STATED PROBLEM → Work out how many lines hold the string "students". The answer is a single number, nothing more.

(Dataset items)
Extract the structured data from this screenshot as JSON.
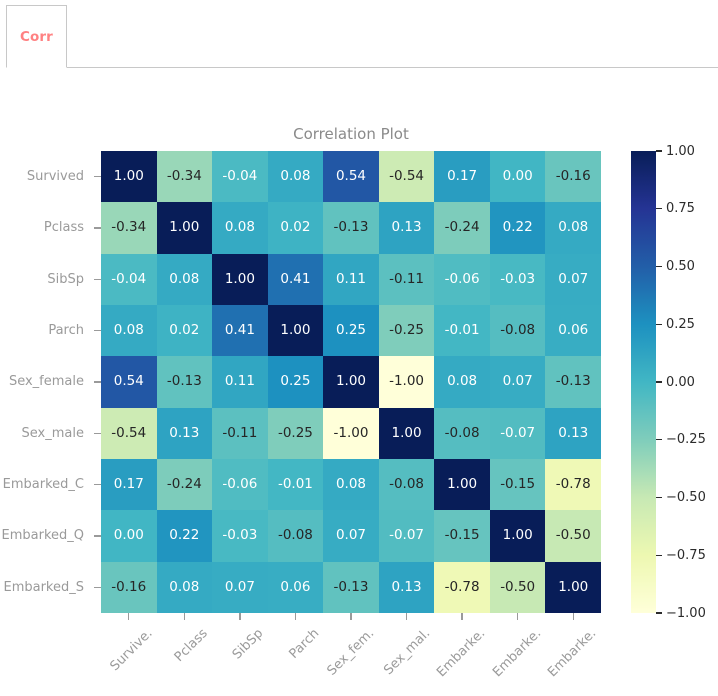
{
  "tabs": [
    {
      "label": "Corr",
      "active": true,
      "color": "#ff8182"
    }
  ],
  "chart_data": {
    "type": "heatmap",
    "title": "Correlation Plot",
    "xlabel": "",
    "ylabel": "",
    "colormap": "YlGnBu",
    "grid": false,
    "legend_position": "right",
    "colorbar": {
      "vmin": -1.0,
      "vmax": 1.0,
      "ticks": [
        1.0,
        0.75,
        0.5,
        0.25,
        0.0,
        -0.25,
        -0.5,
        -0.75,
        -1.0
      ],
      "tick_labels": [
        "1.00",
        "0.75",
        "0.50",
        "0.25",
        "0.00",
        "−0.25",
        "−0.50",
        "−0.75",
        "−1.00"
      ]
    },
    "y_tick_labels": [
      "Survived",
      "Pclass",
      "SibSp",
      "Parch",
      "Sex_female",
      "Sex_male",
      "Embarked_C",
      "Embarked_Q",
      "Embarked_S"
    ],
    "x_tick_labels": [
      "Survive.",
      "Pclass",
      "SibSp",
      "Parch",
      "Sex_fem.",
      "Sex_mal.",
      "Embarke.",
      "Embarke.",
      "Embarke."
    ],
    "rows": [
      "Survived",
      "Pclass",
      "SibSp",
      "Parch",
      "Sex_female",
      "Sex_male",
      "Embarked_C",
      "Embarked_Q",
      "Embarked_S"
    ],
    "columns": [
      "Survived",
      "Pclass",
      "SibSp",
      "Parch",
      "Sex_female",
      "Sex_male",
      "Embarked_C",
      "Embarked_Q",
      "Embarked_S"
    ],
    "values": [
      [
        1.0,
        -0.34,
        -0.04,
        0.08,
        0.54,
        -0.54,
        0.17,
        0.0,
        -0.16
      ],
      [
        -0.34,
        1.0,
        0.08,
        0.02,
        -0.13,
        0.13,
        -0.24,
        0.22,
        0.08
      ],
      [
        -0.04,
        0.08,
        1.0,
        0.41,
        0.11,
        -0.11,
        -0.06,
        -0.03,
        0.07
      ],
      [
        0.08,
        0.02,
        0.41,
        1.0,
        0.25,
        -0.25,
        -0.01,
        -0.08,
        0.06
      ],
      [
        0.54,
        -0.13,
        0.11,
        0.25,
        1.0,
        -1.0,
        0.08,
        0.07,
        -0.13
      ],
      [
        -0.54,
        0.13,
        -0.11,
        -0.25,
        -1.0,
        1.0,
        -0.08,
        -0.07,
        0.13
      ],
      [
        0.17,
        -0.24,
        -0.06,
        -0.01,
        0.08,
        -0.08,
        1.0,
        -0.15,
        -0.78
      ],
      [
        0.0,
        0.22,
        -0.03,
        -0.08,
        0.07,
        -0.07,
        -0.15,
        1.0,
        -0.5
      ],
      [
        -0.16,
        0.08,
        0.07,
        0.06,
        -0.13,
        0.13,
        -0.78,
        -0.5,
        1.0
      ]
    ],
    "annotations": [
      [
        "1.00",
        "-0.34",
        "-0.04",
        "0.08",
        "0.54",
        "-0.54",
        "0.17",
        "0.00",
        "-0.16"
      ],
      [
        "-0.34",
        "1.00",
        "0.08",
        "0.02",
        "-0.13",
        "0.13",
        "-0.24",
        "0.22",
        "0.08"
      ],
      [
        "-0.04",
        "0.08",
        "1.00",
        "0.41",
        "0.11",
        "-0.11",
        "-0.06",
        "-0.03",
        "0.07"
      ],
      [
        "0.08",
        "0.02",
        "0.41",
        "1.00",
        "0.25",
        "-0.25",
        "-0.01",
        "-0.08",
        "0.06"
      ],
      [
        "0.54",
        "-0.13",
        "0.11",
        "0.25",
        "1.00",
        "-1.00",
        "0.08",
        "0.07",
        "-0.13"
      ],
      [
        "-0.54",
        "0.13",
        "-0.11",
        "-0.25",
        "-1.00",
        "1.00",
        "-0.08",
        "-0.07",
        "0.13"
      ],
      [
        "0.17",
        "-0.24",
        "-0.06",
        "-0.01",
        "0.08",
        "-0.08",
        "1.00",
        "-0.15",
        "-0.78"
      ],
      [
        "0.00",
        "0.22",
        "-0.03",
        "-0.08",
        "0.07",
        "-0.07",
        "-0.15",
        "1.00",
        "-0.50"
      ],
      [
        "-0.16",
        "0.08",
        "0.07",
        "0.06",
        "-0.13",
        "0.13",
        "-0.78",
        "-0.50",
        "1.00"
      ]
    ]
  }
}
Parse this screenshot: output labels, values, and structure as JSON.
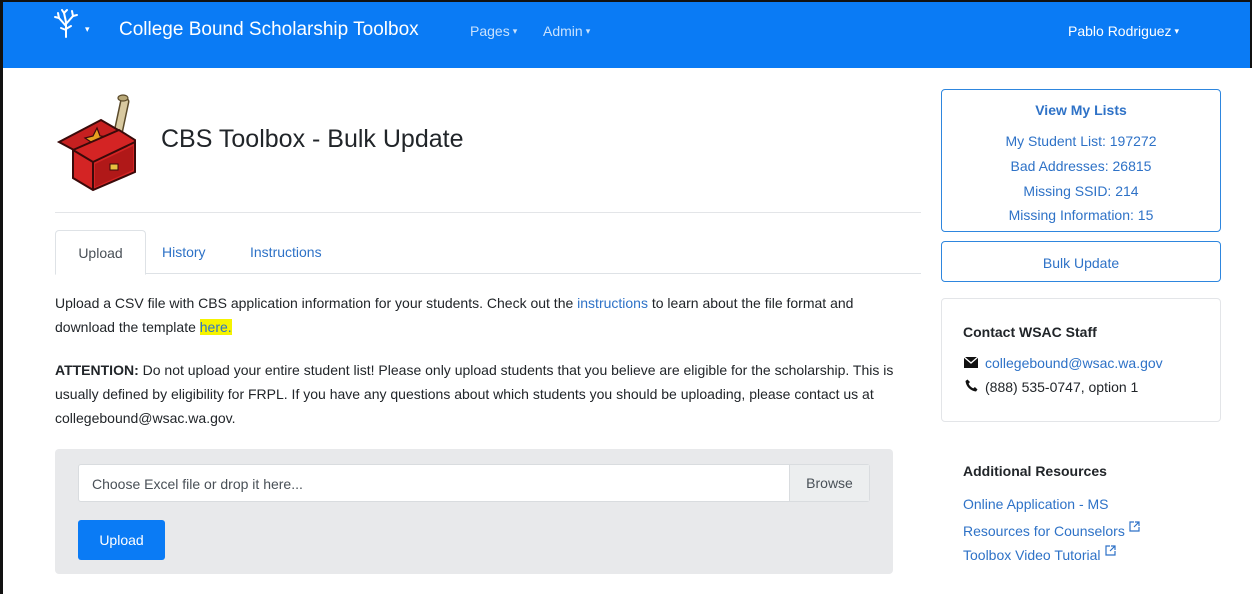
{
  "navbar": {
    "brand_title": "College Bound Scholarship Toolbox",
    "brand_caret": "▾",
    "pages_label": "Pages",
    "admin_label": "Admin",
    "user_name": "Pablo Rodriguez",
    "caret": "▾",
    "bg_color": "#0a7bf5"
  },
  "header": {
    "title": "CBS Toolbox - Bulk Update",
    "logo_icon": "toolbox-icon"
  },
  "tabs": [
    {
      "label": "Upload",
      "active": true
    },
    {
      "label": "History",
      "active": false
    },
    {
      "label": "Instructions",
      "active": false
    }
  ],
  "intro": {
    "text_before": "Upload a CSV file with CBS application information for your students. Check out the ",
    "instructions_link": "instructions",
    "text_middle": " to learn about the file format and download the template ",
    "here_link": "here.",
    "highlight_color": "#f5f300"
  },
  "attention": {
    "label": "ATTENTION:",
    "text": " Do not upload your entire student list! Please only upload students that you believe are eligible for the scholarship. This is usually defined by eligibility for FRPL. If you have any questions about which students you should be uploading, please contact us at collegebound@wsac.wa.gov."
  },
  "upload": {
    "file_placeholder": "Choose Excel file or drop it here...",
    "browse_label": "Browse",
    "upload_label": "Upload"
  },
  "sidebar": {
    "lists_title": "View My Lists",
    "lists": [
      "My Student List: 197272",
      "Bad Addresses: 26815",
      "Missing SSID: 214",
      "Missing Information: 15"
    ],
    "bulk_update_label": "Bulk Update",
    "contact_title": "Contact WSAC Staff",
    "contact_email": "collegebound@wsac.wa.gov",
    "contact_phone": "(888) 535-0747, option 1",
    "resources_title": "Additional Resources",
    "resources": [
      "Online Application - MS",
      "Resources for Counselors",
      "Toolbox Video Tutorial"
    ]
  }
}
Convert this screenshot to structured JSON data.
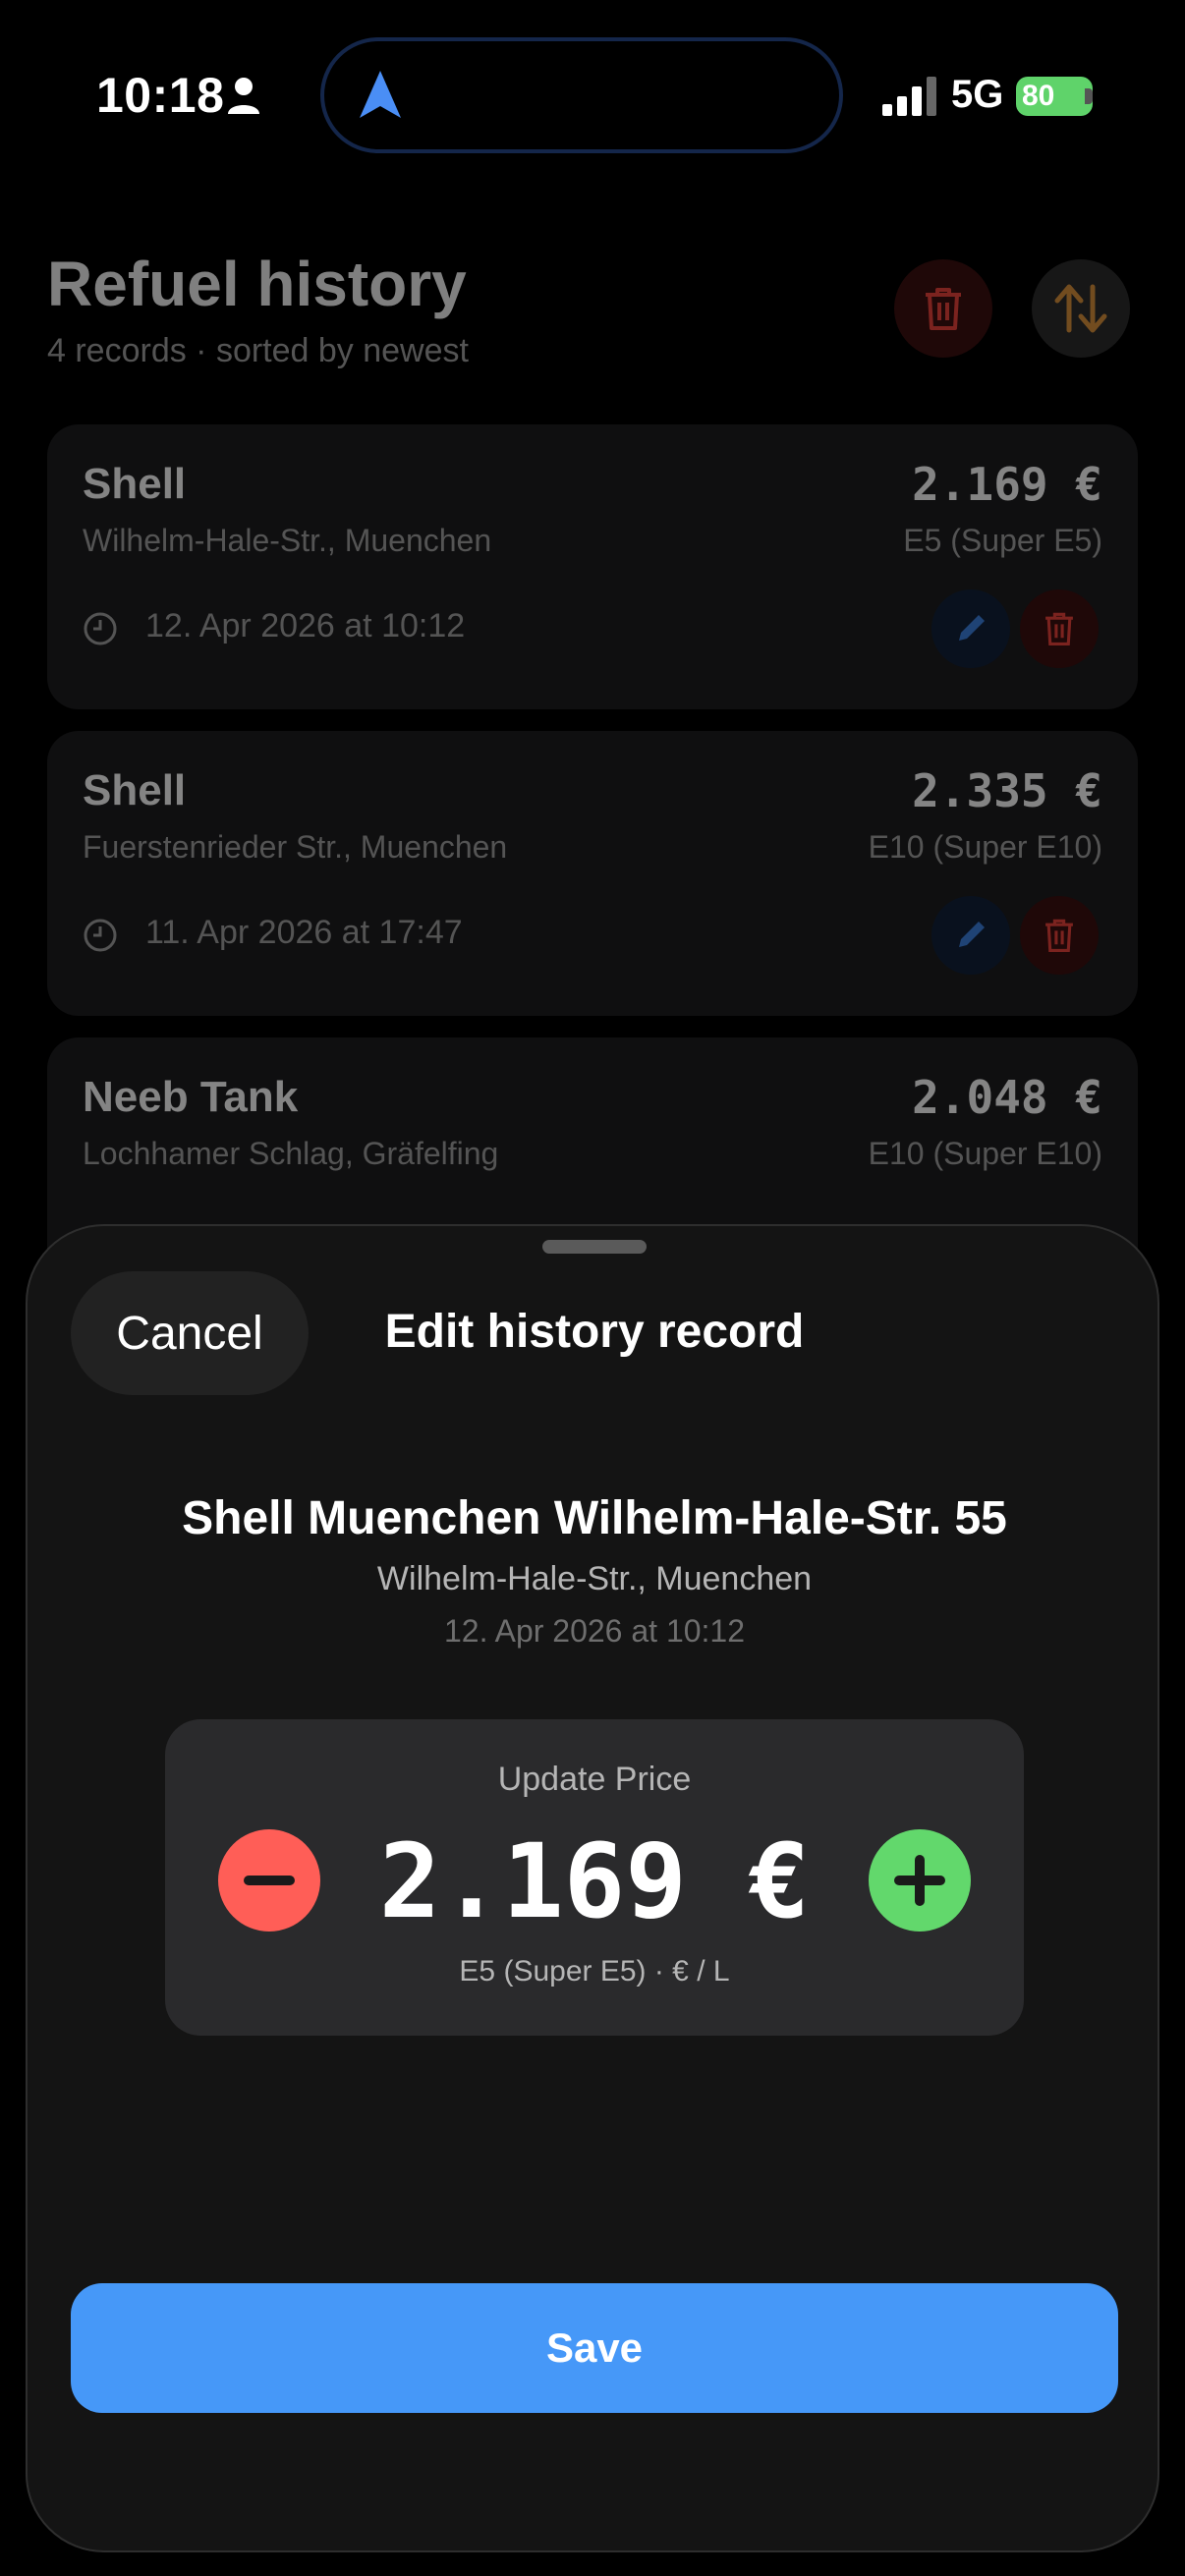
{
  "status_bar": {
    "time": "10:18",
    "network": "5G",
    "battery": "80"
  },
  "history": {
    "title": "Refuel history",
    "subtitle": "4 records · sorted by newest",
    "records": [
      {
        "name": "Shell",
        "address": "Wilhelm-Hale-Str., Muenchen",
        "price": "2.169 €",
        "fuel": "E5 (Super E5)",
        "date": "12. Apr 2026 at 10:12"
      },
      {
        "name": "Shell",
        "address": "Fuerstenrieder Str., Muenchen",
        "price": "2.335 €",
        "fuel": "E10 (Super E10)",
        "date": "11. Apr 2026 at 17:47"
      },
      {
        "name": "Neeb Tank",
        "address": "Lochhamer Schlag, Gräfelfing",
        "price": "2.048 €",
        "fuel": "E10 (Super E10)"
      }
    ]
  },
  "sheet": {
    "cancel_label": "Cancel",
    "title": "Edit history record",
    "station_name": "Shell Muenchen Wilhelm-Hale-Str. 55",
    "station_address": "Wilhelm-Hale-Str., Muenchen",
    "station_date": "12. Apr 2026 at 10:12",
    "price_label": "Update Price",
    "price_value": "2.169 €",
    "price_unit": "E5 (Super E5) · € / L",
    "save_label": "Save"
  },
  "colors": {
    "accent": "#4698f8",
    "decrease": "#ff5e57",
    "increase": "#62d86c",
    "danger": "#e0403a"
  },
  "icons": [
    "person-icon",
    "navigation-arrow-icon",
    "signal-icon",
    "battery-icon",
    "trash-icon",
    "sort-icon",
    "clock-icon",
    "pencil-icon",
    "minus-icon",
    "plus-icon"
  ]
}
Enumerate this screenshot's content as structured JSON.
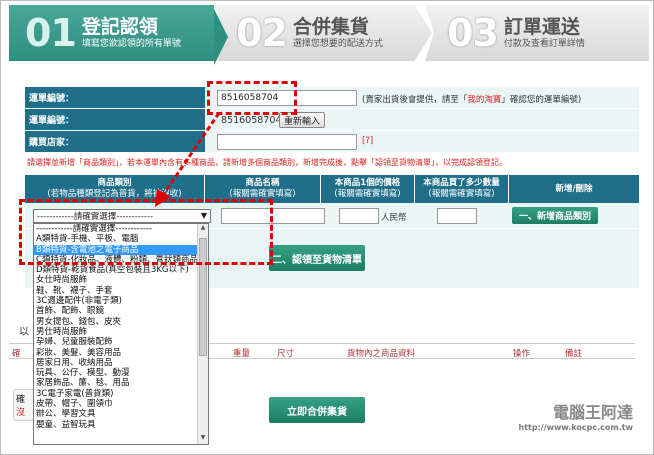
{
  "steps": [
    {
      "num": "01",
      "title": "登記認領",
      "sub": "填寫您欲認領的所有單號"
    },
    {
      "num": "02",
      "title": "合併集貨",
      "sub": "選擇您想要的配送方式"
    },
    {
      "num": "03",
      "title": "訂單運送",
      "sub": "付款及查看訂單詳情"
    }
  ],
  "form": {
    "tracking_label": "運單編號：",
    "tracking_value": "8516058704",
    "tracking_note_pre": "(賣家出貨後會提供，請至「",
    "tracking_note_link": "我的淘寶",
    "tracking_note_post": "」確認您的運單編號)",
    "tracking2_label": "運單編號：",
    "tracking2_value": "8516058704",
    "reenter_button": "重新輸入",
    "store_label": "購買店家：",
    "store_help": "[?]",
    "instruction": "請選擇並新增「商品類別」，若本運單內含有多種商品，請新增多個商品類別，新增完成後，點擊「認領至貨物清單」，以完成認領登記。"
  },
  "table_header": {
    "col1_a": "商品類別",
    "col1_b": "(若物品種類登記為普貨，將被沒收)",
    "col2_a": "商品名稱",
    "col2_b": "(報關需確實填寫)",
    "col3_a": "本商品1個的價格",
    "col3_b": "(報關需確實填寫)",
    "col4_a": "本商品買了多少數量",
    "col4_b": "(報關需確實填寫)",
    "col5": "新增/刪除"
  },
  "row": {
    "select_value": "------------請確實選擇------------",
    "currency": "人民幣",
    "add_button": "一、新增商品類別"
  },
  "claim_button": "二、認領至貨物清單",
  "dropdown_options": [
    "------------請確實選擇------------",
    "A類特貨-手機、平板、電腦",
    "B類特貨-含電池之電子商品",
    "C類特貨-化妝品、液體、粉類、膏狀類商品",
    "D類特貨-乾貨食品(真空包裝且3KG以下)",
    "女仕時尚服飾",
    "鞋、靴、襪子、手套",
    "3C週邊配件(非電子類)",
    "首飾、配飾、眼鏡",
    "男女提包、錢包、皮夾",
    "男仕時尚服飾",
    "孕婦、兒童服裝配飾",
    "彩妝、美髮、美容用品",
    "居家日用、收納用品",
    "玩具、公仔、模型、動漫",
    "家居飾品、簾、毯、用品",
    "3C電子家電(普貨類)",
    "皮帶、帽子、圍領巾",
    "辦公、學習文具",
    "嬰童、益智玩具"
  ],
  "dropdown_highlight": 2,
  "lower": {
    "prefix": "以",
    "cols": [
      "重量",
      "尺寸",
      "貨物內之商品資料",
      "操作",
      "備註"
    ],
    "left_a": "確",
    "left_b": "沒",
    "merge_button": "立即合併集貨"
  },
  "watermark": {
    "name": "電腦王阿達",
    "url": "http://www.kocpc.com.tw"
  }
}
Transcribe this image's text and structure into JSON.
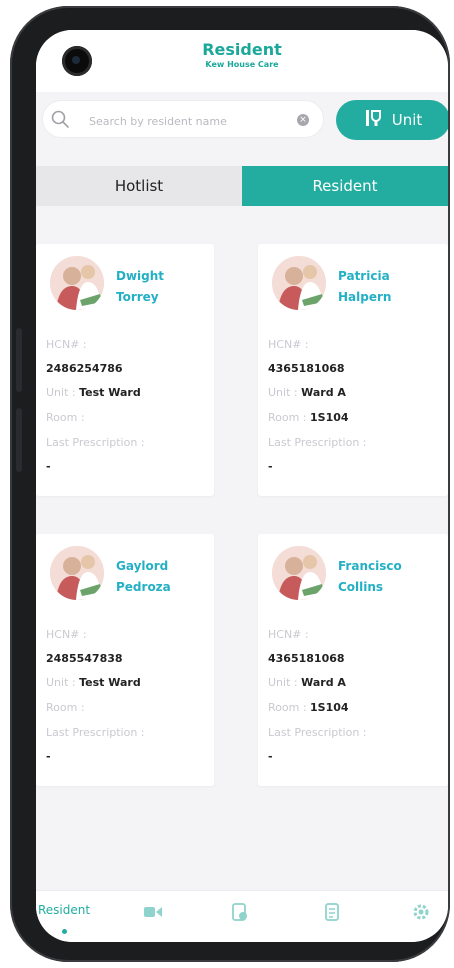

SOLUTION → 2